_AIM OF THE EXERCISE:_ Reproduce every line of the items below verbatim, without altering any character.

_DATA TO PROCESS:_
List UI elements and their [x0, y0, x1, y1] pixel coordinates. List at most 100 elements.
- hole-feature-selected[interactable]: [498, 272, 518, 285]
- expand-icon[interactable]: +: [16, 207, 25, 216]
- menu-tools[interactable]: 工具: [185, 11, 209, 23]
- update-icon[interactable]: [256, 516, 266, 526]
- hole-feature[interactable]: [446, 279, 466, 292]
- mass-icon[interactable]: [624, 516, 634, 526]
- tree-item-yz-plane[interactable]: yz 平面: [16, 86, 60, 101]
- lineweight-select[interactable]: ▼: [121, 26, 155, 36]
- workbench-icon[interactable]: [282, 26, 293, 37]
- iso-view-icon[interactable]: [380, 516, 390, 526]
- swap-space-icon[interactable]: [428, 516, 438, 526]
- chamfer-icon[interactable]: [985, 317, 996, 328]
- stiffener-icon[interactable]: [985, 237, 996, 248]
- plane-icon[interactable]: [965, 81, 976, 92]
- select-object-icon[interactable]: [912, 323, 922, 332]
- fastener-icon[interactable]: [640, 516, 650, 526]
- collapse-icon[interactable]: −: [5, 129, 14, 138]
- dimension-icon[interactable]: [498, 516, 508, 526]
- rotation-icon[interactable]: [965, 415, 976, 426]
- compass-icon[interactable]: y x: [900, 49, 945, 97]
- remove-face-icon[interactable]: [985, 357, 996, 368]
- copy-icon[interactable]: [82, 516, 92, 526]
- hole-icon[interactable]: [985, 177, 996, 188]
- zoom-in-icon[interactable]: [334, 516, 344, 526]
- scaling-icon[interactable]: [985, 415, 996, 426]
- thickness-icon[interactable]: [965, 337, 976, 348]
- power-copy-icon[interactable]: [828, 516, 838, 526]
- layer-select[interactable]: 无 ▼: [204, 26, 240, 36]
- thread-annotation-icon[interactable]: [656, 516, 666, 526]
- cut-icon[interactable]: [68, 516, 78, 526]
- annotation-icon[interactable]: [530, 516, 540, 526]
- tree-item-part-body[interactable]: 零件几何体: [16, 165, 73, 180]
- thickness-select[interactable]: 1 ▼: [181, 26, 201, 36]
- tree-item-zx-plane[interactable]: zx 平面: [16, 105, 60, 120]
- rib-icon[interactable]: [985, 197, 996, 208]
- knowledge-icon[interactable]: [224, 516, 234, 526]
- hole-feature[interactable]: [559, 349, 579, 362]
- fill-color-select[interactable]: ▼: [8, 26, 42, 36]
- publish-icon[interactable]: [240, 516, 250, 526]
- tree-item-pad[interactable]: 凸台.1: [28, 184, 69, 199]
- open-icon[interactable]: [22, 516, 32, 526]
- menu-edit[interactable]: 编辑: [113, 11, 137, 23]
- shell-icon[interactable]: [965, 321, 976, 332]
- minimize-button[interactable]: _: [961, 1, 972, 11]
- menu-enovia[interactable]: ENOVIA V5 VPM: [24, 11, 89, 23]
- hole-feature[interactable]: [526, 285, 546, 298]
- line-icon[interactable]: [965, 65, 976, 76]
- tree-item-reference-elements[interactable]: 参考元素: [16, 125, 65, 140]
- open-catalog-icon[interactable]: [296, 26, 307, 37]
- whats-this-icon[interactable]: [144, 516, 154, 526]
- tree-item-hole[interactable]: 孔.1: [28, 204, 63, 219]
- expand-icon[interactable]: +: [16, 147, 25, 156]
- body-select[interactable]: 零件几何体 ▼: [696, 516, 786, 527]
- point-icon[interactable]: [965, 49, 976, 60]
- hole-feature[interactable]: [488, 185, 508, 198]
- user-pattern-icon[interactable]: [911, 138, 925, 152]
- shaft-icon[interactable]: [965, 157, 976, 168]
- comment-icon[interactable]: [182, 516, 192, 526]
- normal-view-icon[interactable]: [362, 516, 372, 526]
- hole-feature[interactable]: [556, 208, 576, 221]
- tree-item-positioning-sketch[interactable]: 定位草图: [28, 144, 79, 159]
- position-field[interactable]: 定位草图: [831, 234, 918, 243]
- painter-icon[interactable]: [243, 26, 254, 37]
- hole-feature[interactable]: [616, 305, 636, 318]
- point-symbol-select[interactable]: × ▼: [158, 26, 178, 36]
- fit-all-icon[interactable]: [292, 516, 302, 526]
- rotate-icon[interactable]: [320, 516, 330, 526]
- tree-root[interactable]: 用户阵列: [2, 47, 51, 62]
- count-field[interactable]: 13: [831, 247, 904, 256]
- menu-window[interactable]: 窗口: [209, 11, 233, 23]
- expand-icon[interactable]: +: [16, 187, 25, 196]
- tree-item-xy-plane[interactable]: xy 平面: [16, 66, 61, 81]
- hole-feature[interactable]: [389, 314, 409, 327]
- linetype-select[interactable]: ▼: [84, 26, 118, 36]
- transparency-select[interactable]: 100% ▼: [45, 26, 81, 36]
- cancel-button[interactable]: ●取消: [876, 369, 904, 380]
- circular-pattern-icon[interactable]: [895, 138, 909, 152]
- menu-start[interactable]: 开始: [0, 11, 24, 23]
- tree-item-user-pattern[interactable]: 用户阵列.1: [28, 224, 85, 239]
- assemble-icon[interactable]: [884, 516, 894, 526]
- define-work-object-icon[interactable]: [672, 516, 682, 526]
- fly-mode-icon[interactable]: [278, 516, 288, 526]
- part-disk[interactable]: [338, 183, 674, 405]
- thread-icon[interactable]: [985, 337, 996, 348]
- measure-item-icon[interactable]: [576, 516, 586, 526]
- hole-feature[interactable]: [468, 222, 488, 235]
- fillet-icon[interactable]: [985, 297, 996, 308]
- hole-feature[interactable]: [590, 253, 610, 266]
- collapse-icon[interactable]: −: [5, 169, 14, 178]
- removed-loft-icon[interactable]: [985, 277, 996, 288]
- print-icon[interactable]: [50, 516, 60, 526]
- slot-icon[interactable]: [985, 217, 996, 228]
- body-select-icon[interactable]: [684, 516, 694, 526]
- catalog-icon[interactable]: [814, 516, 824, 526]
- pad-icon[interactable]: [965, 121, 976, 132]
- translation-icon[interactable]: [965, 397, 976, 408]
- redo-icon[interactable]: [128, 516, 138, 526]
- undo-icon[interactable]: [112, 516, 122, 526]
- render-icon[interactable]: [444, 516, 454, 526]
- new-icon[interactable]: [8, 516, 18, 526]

_REPLY TO THE TASK:_
List UI elements and their [x0, y0, x1, y1] pixel coordinates. List at most 100 elements.
- hole-feature-selected[interactable]: [498, 272, 518, 285]
- expand-icon[interactable]: +: [16, 207, 25, 216]
- menu-tools[interactable]: 工具: [185, 11, 209, 23]
- update-icon[interactable]: [256, 516, 266, 526]
- hole-feature[interactable]: [446, 279, 466, 292]
- mass-icon[interactable]: [624, 516, 634, 526]
- tree-item-yz-plane[interactable]: yz 平面: [16, 86, 60, 101]
- lineweight-select[interactable]: ▼: [121, 26, 155, 36]
- workbench-icon[interactable]: [282, 26, 293, 37]
- iso-view-icon[interactable]: [380, 516, 390, 526]
- swap-space-icon[interactable]: [428, 516, 438, 526]
- chamfer-icon[interactable]: [985, 317, 996, 328]
- stiffener-icon[interactable]: [985, 237, 996, 248]
- plane-icon[interactable]: [965, 81, 976, 92]
- select-object-icon[interactable]: [912, 323, 922, 332]
- fastener-icon[interactable]: [640, 516, 650, 526]
- collapse-icon[interactable]: −: [5, 129, 14, 138]
- dimension-icon[interactable]: [498, 516, 508, 526]
- rotation-icon[interactable]: [965, 415, 976, 426]
- compass-icon[interactable]: y x: [900, 49, 945, 97]
- remove-face-icon[interactable]: [985, 357, 996, 368]
- copy-icon[interactable]: [82, 516, 92, 526]
- hole-icon[interactable]: [985, 177, 996, 188]
- zoom-in-icon[interactable]: [334, 516, 344, 526]
- scaling-icon[interactable]: [985, 415, 996, 426]
- thickness-icon[interactable]: [965, 337, 976, 348]
- power-copy-icon[interactable]: [828, 516, 838, 526]
- layer-select[interactable]: 无 ▼: [204, 26, 240, 36]
- thread-annotation-icon[interactable]: [656, 516, 666, 526]
- cut-icon[interactable]: [68, 516, 78, 526]
- annotation-icon[interactable]: [530, 516, 540, 526]
- tree-item-part-body[interactable]: 零件几何体: [16, 165, 73, 180]
- thickness-select[interactable]: 1 ▼: [181, 26, 201, 36]
- tree-item-zx-plane[interactable]: zx 平面: [16, 105, 60, 120]
- rib-icon[interactable]: [985, 197, 996, 208]
- knowledge-icon[interactable]: [224, 516, 234, 526]
- hole-feature[interactable]: [559, 349, 579, 362]
- fill-color-select[interactable]: ▼: [8, 26, 42, 36]
- publish-icon[interactable]: [240, 516, 250, 526]
- tree-item-pad[interactable]: 凸台.1: [28, 184, 69, 199]
- open-icon[interactable]: [22, 516, 32, 526]
- menu-edit[interactable]: 编辑: [113, 11, 137, 23]
- shell-icon[interactable]: [965, 321, 976, 332]
- minimize-button[interactable]: _: [961, 1, 972, 11]
- menu-enovia[interactable]: ENOVIA V5 VPM: [24, 11, 89, 23]
- hole-feature[interactable]: [526, 285, 546, 298]
- line-icon[interactable]: [965, 65, 976, 76]
- tree-item-reference-elements[interactable]: 参考元素: [16, 125, 65, 140]
- open-catalog-icon[interactable]: [296, 26, 307, 37]
- whats-this-icon[interactable]: [144, 516, 154, 526]
- tree-item-hole[interactable]: 孔.1: [28, 204, 63, 219]
- expand-icon[interactable]: +: [16, 147, 25, 156]
- body-select[interactable]: 零件几何体 ▼: [696, 516, 786, 527]
- point-icon[interactable]: [965, 49, 976, 60]
- hole-feature[interactable]: [488, 185, 508, 198]
- user-pattern-icon[interactable]: [911, 138, 925, 152]
- shaft-icon[interactable]: [965, 157, 976, 168]
- comment-icon[interactable]: [182, 516, 192, 526]
- normal-view-icon[interactable]: [362, 516, 372, 526]
- hole-feature[interactable]: [556, 208, 576, 221]
- tree-item-positioning-sketch[interactable]: 定位草图: [28, 144, 79, 159]
- position-field[interactable]: 定位草图: [831, 234, 918, 243]
- painter-icon[interactable]: [243, 26, 254, 37]
- hole-feature[interactable]: [616, 305, 636, 318]
- point-symbol-select[interactable]: × ▼: [158, 26, 178, 36]
- fit-all-icon[interactable]: [292, 516, 302, 526]
- rotate-icon[interactable]: [320, 516, 330, 526]
- tree-root[interactable]: 用户阵列: [2, 47, 51, 62]
- count-field[interactable]: 13: [831, 247, 904, 256]
- menu-window[interactable]: 窗口: [209, 11, 233, 23]
- expand-icon[interactable]: +: [16, 187, 25, 196]
- tree-item-xy-plane[interactable]: xy 平面: [16, 66, 61, 81]
- hole-feature[interactable]: [389, 314, 409, 327]
- linetype-select[interactable]: ▼: [84, 26, 118, 36]
- transparency-select[interactable]: 100% ▼: [45, 26, 81, 36]
- cancel-button[interactable]: ●取消: [876, 369, 904, 380]
- circular-pattern-icon[interactable]: [895, 138, 909, 152]
- menu-start[interactable]: 开始: [0, 11, 24, 23]
- tree-item-user-pattern[interactable]: 用户阵列.1: [28, 224, 85, 239]
- assemble-icon[interactable]: [884, 516, 894, 526]
- define-work-object-icon[interactable]: [672, 516, 682, 526]
- fly-mode-icon[interactable]: [278, 516, 288, 526]
- part-disk[interactable]: [338, 183, 674, 405]
- thread-icon[interactable]: [985, 337, 996, 348]
- measure-item-icon[interactable]: [576, 516, 586, 526]
- hole-feature[interactable]: [468, 222, 488, 235]
- fillet-icon[interactable]: [985, 297, 996, 308]
- hole-feature[interactable]: [590, 253, 610, 266]
- collapse-icon[interactable]: −: [5, 169, 14, 178]
- removed-loft-icon[interactable]: [985, 277, 996, 288]
- print-icon[interactable]: [50, 516, 60, 526]
- slot-icon[interactable]: [985, 217, 996, 228]
- body-select-icon[interactable]: [684, 516, 694, 526]
- catalog-icon[interactable]: [814, 516, 824, 526]
- pad-icon[interactable]: [965, 121, 976, 132]
- translation-icon[interactable]: [965, 397, 976, 408]
- redo-icon[interactable]: [128, 516, 138, 526]
- undo-icon[interactable]: [112, 516, 122, 526]
- render-icon[interactable]: [444, 516, 454, 526]
- new-icon[interactable]: [8, 516, 18, 526]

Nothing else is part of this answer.